Description of the task: In the entries below, identify every line with the string "search" and copy it.

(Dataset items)
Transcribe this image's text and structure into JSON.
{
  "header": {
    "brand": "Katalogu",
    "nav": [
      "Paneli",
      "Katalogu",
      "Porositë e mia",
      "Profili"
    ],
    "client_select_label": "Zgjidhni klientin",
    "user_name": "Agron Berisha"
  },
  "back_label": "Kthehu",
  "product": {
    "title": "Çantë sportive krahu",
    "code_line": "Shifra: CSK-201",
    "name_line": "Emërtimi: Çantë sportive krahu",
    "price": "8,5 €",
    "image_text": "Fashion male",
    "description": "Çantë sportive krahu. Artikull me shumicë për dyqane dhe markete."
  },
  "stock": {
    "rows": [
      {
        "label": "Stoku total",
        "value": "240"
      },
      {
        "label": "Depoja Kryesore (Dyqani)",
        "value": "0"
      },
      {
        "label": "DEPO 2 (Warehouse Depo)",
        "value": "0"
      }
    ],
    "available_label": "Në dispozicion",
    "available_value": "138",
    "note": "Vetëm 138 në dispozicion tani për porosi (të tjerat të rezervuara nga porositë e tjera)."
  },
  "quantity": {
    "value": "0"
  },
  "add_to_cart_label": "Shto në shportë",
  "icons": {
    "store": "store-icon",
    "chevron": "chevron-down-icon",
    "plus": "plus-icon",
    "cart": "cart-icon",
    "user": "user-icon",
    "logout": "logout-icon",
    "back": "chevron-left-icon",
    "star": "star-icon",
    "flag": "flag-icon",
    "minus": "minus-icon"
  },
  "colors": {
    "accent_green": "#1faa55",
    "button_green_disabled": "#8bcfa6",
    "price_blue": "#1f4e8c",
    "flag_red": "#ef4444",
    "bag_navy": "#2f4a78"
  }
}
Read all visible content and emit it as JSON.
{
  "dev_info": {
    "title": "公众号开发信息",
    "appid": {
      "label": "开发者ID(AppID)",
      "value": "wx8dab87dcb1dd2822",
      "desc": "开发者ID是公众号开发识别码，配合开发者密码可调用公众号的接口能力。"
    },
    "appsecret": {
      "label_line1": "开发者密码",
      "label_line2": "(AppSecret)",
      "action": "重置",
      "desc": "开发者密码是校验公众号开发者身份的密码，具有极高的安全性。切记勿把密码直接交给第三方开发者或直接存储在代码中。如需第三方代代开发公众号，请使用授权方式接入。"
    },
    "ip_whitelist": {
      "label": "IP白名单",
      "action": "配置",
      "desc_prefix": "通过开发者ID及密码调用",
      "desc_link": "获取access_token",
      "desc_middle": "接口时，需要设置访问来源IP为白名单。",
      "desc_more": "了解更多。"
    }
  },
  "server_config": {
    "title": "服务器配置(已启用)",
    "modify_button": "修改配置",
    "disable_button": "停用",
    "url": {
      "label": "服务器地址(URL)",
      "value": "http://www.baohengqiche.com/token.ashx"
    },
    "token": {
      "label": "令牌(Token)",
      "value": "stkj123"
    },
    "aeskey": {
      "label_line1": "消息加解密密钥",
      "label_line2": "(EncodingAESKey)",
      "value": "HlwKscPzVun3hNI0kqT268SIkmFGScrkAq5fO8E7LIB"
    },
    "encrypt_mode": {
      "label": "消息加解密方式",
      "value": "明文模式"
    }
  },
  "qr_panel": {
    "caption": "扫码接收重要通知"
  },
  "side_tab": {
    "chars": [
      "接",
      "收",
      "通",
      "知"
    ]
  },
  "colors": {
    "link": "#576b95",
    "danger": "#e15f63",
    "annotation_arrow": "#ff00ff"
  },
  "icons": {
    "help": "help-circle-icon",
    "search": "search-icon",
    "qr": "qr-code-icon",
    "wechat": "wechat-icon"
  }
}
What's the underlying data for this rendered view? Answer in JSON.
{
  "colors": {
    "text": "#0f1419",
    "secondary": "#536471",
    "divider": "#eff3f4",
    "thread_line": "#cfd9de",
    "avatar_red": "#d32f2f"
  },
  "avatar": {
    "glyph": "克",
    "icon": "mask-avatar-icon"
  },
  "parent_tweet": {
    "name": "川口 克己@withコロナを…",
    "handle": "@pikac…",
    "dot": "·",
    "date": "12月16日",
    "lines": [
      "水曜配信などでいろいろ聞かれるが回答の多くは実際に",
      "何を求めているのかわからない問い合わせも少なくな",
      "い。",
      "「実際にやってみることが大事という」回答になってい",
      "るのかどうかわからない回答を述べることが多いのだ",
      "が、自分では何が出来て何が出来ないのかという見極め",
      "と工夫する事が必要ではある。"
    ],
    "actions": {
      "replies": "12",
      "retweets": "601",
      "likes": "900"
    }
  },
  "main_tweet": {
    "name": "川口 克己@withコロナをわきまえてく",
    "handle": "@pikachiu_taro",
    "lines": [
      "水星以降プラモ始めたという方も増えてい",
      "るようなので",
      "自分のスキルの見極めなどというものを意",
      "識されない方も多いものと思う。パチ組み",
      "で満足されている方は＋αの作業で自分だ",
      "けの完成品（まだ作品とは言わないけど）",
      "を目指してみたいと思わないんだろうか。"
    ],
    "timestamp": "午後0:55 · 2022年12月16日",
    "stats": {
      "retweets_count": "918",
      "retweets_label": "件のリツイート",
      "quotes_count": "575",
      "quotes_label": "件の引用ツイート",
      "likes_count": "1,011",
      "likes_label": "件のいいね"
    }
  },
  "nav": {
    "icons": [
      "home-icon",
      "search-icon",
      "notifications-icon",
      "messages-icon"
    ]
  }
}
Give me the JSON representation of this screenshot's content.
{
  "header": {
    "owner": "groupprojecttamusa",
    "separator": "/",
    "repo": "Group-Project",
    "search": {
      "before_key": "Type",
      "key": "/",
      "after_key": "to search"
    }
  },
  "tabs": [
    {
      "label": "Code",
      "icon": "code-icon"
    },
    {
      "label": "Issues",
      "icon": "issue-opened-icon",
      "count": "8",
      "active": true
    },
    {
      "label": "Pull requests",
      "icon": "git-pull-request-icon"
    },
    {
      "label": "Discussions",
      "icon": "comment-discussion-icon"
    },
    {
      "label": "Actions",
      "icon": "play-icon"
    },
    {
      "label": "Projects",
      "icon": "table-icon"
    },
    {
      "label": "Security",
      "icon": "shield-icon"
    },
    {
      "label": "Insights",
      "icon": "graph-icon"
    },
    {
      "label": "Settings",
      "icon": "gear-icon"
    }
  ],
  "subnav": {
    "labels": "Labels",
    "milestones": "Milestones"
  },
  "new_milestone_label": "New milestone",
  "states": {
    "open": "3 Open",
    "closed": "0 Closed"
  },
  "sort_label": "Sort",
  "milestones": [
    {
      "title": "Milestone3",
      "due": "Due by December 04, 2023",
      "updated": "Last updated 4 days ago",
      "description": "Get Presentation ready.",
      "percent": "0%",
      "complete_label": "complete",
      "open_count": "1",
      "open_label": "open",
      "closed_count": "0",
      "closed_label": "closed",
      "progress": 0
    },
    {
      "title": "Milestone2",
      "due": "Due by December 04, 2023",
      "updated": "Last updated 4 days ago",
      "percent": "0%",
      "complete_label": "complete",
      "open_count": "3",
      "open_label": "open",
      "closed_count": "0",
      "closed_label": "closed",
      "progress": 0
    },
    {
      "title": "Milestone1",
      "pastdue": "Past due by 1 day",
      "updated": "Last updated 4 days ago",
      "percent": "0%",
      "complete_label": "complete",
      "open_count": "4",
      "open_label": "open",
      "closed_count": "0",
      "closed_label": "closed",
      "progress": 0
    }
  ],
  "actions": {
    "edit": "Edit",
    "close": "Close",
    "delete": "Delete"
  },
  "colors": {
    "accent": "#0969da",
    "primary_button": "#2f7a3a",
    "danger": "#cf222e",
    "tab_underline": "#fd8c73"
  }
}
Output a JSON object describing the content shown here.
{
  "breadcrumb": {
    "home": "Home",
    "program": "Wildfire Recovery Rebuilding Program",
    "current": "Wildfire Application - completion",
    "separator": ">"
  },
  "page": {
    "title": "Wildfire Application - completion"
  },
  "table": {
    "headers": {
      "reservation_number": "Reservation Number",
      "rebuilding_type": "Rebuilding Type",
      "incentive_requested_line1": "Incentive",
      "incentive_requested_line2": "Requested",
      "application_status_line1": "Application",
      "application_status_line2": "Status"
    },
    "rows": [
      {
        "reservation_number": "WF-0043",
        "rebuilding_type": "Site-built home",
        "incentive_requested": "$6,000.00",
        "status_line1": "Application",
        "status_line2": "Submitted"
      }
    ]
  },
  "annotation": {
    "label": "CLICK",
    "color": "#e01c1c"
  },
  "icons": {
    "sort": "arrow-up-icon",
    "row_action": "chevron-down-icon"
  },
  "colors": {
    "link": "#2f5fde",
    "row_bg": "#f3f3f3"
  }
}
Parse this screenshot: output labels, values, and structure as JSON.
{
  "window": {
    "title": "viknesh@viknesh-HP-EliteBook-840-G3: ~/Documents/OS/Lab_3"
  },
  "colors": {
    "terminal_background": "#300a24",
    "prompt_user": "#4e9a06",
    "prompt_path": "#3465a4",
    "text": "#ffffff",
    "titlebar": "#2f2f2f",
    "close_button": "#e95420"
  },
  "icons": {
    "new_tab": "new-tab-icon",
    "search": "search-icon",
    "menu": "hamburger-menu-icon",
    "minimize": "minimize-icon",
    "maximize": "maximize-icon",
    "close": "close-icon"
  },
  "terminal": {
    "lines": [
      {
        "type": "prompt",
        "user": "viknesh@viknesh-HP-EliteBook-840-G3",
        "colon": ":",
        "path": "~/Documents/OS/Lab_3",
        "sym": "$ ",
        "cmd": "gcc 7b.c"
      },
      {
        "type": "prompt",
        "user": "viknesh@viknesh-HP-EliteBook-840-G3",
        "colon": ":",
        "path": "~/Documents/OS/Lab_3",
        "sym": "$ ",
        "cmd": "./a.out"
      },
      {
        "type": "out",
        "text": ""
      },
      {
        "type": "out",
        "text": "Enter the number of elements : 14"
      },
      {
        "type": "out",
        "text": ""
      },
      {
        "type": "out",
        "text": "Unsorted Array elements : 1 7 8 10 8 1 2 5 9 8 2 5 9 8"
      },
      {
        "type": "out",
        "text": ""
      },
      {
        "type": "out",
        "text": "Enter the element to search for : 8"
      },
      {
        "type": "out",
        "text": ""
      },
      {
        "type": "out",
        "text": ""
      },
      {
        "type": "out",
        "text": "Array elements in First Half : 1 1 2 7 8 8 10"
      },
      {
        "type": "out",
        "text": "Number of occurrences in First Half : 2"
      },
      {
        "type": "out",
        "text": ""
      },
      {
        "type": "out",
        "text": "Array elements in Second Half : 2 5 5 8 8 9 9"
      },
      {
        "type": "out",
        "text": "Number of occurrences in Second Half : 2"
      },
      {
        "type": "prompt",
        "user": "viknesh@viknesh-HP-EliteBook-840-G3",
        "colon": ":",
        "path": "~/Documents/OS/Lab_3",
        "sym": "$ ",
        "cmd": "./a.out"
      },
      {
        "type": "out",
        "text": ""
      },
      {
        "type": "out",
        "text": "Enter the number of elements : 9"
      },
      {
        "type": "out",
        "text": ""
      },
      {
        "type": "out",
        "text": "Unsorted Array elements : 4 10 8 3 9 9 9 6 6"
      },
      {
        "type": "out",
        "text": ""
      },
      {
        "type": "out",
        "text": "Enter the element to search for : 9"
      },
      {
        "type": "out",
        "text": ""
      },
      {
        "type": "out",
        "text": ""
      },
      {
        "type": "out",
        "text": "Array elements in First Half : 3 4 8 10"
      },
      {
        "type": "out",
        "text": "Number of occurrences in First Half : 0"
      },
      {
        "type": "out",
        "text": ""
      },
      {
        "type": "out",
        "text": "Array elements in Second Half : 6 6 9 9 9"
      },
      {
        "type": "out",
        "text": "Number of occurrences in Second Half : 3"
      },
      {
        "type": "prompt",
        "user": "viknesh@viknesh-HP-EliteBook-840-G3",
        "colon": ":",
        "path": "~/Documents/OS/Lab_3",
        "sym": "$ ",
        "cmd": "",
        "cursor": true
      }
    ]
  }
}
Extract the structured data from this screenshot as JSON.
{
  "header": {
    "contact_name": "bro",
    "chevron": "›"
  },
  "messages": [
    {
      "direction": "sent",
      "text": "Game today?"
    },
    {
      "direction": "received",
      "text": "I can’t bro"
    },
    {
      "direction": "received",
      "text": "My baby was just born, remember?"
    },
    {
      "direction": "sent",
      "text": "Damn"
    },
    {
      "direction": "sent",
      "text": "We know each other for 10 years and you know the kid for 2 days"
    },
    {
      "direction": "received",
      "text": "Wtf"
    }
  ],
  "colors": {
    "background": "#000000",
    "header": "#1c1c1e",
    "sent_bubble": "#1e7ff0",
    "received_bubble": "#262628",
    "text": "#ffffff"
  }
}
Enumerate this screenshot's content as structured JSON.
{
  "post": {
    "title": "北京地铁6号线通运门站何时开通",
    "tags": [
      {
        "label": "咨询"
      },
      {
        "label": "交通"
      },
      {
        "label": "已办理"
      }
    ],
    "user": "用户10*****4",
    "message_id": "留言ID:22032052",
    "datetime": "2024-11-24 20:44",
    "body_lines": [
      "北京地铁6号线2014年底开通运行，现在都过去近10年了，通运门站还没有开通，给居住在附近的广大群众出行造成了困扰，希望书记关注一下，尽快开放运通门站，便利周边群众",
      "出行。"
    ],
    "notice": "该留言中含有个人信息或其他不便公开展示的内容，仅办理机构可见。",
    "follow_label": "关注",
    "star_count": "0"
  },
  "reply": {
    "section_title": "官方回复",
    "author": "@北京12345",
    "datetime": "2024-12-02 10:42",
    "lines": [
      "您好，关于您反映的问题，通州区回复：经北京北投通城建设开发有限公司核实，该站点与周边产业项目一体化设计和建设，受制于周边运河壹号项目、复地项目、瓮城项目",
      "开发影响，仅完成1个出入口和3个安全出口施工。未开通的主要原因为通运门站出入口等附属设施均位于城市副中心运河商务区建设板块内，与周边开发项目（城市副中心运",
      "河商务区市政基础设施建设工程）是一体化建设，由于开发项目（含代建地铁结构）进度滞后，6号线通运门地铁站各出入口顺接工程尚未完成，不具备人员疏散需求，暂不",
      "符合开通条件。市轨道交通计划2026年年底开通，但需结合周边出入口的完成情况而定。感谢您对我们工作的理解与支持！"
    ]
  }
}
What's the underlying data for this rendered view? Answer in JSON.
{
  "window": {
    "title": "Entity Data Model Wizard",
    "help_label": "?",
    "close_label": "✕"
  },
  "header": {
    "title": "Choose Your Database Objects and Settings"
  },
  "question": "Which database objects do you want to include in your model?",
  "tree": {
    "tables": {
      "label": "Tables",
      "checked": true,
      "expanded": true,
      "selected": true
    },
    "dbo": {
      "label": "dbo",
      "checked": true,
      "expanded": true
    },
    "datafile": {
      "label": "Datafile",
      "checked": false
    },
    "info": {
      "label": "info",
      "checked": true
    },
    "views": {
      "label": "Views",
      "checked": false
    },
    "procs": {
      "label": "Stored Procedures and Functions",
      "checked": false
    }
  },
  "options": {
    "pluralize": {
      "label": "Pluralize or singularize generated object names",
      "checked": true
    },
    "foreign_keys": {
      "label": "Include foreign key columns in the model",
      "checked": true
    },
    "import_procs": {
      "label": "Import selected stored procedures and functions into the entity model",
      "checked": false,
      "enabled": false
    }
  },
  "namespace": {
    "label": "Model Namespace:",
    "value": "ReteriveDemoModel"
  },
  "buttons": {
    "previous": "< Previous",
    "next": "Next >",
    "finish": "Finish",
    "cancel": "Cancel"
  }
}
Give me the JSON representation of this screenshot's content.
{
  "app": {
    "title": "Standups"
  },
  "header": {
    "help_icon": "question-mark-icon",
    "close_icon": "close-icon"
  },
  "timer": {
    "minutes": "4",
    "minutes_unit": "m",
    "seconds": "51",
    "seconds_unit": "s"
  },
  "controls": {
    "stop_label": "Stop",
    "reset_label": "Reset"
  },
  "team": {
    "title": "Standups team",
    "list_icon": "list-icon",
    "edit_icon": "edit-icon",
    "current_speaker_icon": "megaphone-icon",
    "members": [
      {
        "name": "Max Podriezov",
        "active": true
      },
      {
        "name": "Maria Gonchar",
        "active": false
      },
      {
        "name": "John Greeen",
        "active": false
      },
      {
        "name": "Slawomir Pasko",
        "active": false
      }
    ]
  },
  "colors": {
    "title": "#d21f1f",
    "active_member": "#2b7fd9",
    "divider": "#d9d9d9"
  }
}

Output below:
    "search": "search-icon",
      "search-icon",
    "search": {
      "after_key": "to search"
    "search": "search-icon",
        "text": "Enter the element to search for : 8"
        "text": "Enter the element to search for : 9"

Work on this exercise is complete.